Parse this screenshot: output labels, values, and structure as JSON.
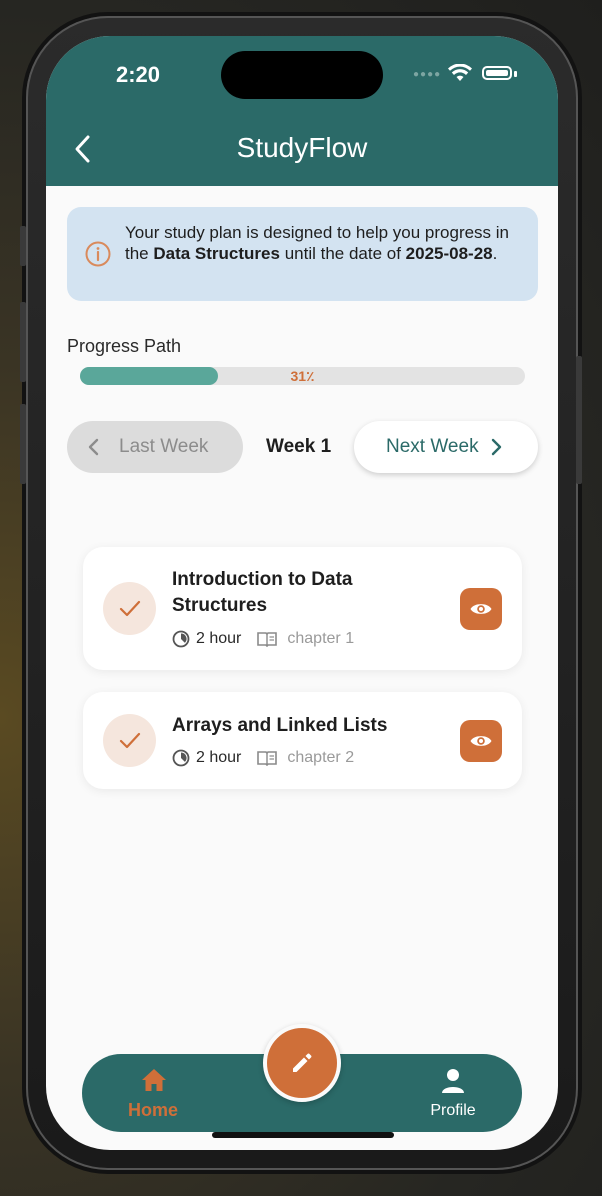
{
  "status_bar": {
    "time": "2:20"
  },
  "header": {
    "title": "StudyFlow",
    "back_icon": "chevron-left-icon"
  },
  "info_banner": {
    "prefix": "Your study plan is designed to help you progress in the ",
    "subject": "Data Structures",
    "middle": " until the date of ",
    "date": "2025-08-28",
    "suffix": "."
  },
  "progress": {
    "label": "Progress Path",
    "percent_text": "31٪",
    "value": 0.31,
    "fill_color": "#5aa79a"
  },
  "week_nav": {
    "prev_label": "Last Week",
    "current_label": "Week 1",
    "next_label": "Next Week"
  },
  "lessons": [
    {
      "title": "Introduction to Data Structures",
      "duration": "2 hour",
      "chapter": "chapter 1",
      "completed": true
    },
    {
      "title": "Arrays and Linked Lists",
      "duration": "2 hour",
      "chapter": "chapter 2",
      "completed": true
    }
  ],
  "bottom_nav": {
    "home_label": "Home",
    "profile_label": "Profile",
    "fab_icon": "pencil-icon"
  },
  "colors": {
    "primary": "#2b6a68",
    "accent": "#cf6f39",
    "info_bg": "#d3e3f1"
  }
}
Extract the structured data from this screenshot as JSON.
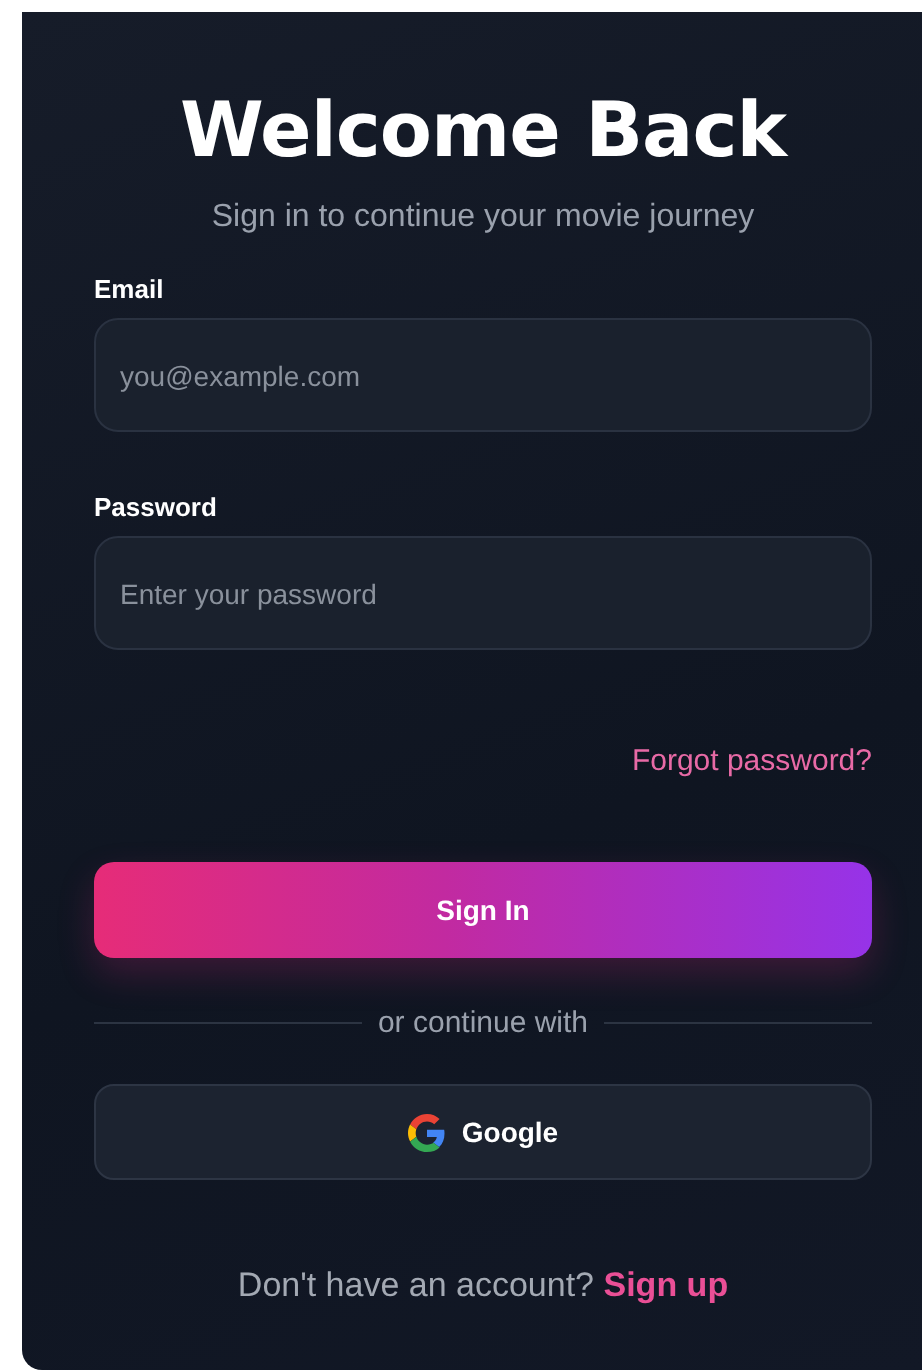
{
  "title": "Welcome Back",
  "subtitle": "Sign in to continue your movie journey",
  "fields": [
    {
      "label": "Email",
      "placeholder": "you@example.com"
    },
    {
      "label": "Password",
      "placeholder": "Enter your password"
    }
  ],
  "forgot_link": "Forgot password?",
  "submit_button": "Sign In",
  "divider_text": "or continue with",
  "social_button": "Google",
  "footer": {
    "text": "Don't have an account?",
    "link": "Sign up"
  }
}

**Task objective**
Your answer should be one number: how many lines in the material above contain the string "placeholder".

**Task response**
2